Recorded data
● ● ● ● ●

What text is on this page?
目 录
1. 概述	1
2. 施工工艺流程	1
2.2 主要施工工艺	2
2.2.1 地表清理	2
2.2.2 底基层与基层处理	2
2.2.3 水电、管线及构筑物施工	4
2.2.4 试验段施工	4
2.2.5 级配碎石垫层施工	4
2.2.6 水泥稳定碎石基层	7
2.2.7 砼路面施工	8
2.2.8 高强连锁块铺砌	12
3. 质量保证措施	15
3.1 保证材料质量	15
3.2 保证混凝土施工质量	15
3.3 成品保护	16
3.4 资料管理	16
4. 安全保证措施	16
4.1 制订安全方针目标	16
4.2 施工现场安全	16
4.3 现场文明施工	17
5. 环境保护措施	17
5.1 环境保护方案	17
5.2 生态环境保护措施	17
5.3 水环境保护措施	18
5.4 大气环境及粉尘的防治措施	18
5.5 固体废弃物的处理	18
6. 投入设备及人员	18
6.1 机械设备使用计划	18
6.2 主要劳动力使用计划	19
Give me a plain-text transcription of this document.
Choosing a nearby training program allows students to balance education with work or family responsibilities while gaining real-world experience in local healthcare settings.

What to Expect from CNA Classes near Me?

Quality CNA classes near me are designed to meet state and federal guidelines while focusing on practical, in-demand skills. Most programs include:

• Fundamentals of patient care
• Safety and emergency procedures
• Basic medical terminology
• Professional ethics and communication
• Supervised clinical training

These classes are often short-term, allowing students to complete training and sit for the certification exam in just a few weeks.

● ● ● ● ●

▶ [INSTRUCTIONS TO FOLLOW]
Restate the listing in full, word for word.

▶ [OUTPUT]
What text is on this page?
目 录
1. 概述	1
2. 施工工艺流程	1
2.2 主要施工工艺	2
2.2.1 地表清理	2
2.2.2 底基层与基层处理	2
2.2.3 水电、管线及构筑物施工	4
2.2.4 试验段施工	4
2.2.5 级配碎石垫层施工	4
2.2.6 水泥稳定碎石基层	7
2.2.7 砼路面施工	8
2.2.8 高强连锁块铺砌	12
3. 质量保证措施	15
3.1 保证材料质量	15
3.2 保证混凝土施工质量	15
3.3 成品保护	16
3.4 资料管理	16
4. 安全保证措施	16
4.1 制订安全方针目标	16
4.2 施工现场安全	16
4.3 现场文明施工	17
5. 环境保护措施	17
5.1 环境保护方案	17
5.2 生态环境保护措施	17
5.3 水环境保护措施	18
5.4 大气环境及粉尘的防治措施	18
5.5 固体废弃物的处理	18
6. 投入设备及人员	18
6.1 机械设备使用计划	18
6.2 主要劳动力使用计划	19
Give me a plain-text transcription of this document.
Choosing a nearby training program allows students to balance education with work or family responsibilities while gaining real-world experience in local healthcare settings.

What to Expect from CNA Classes near Me?

Quality CNA classes near me are designed to meet state and federal guidelines while focusing on practical, in-demand skills. Most programs include:

• Fundamentals of patient care
• Safety and emergency procedures
• Basic medical terminology
• Professional ethics and communication
• Supervised clinical training

These classes are often short-term, allowing students to complete training and sit for the certification exam in just a few weeks.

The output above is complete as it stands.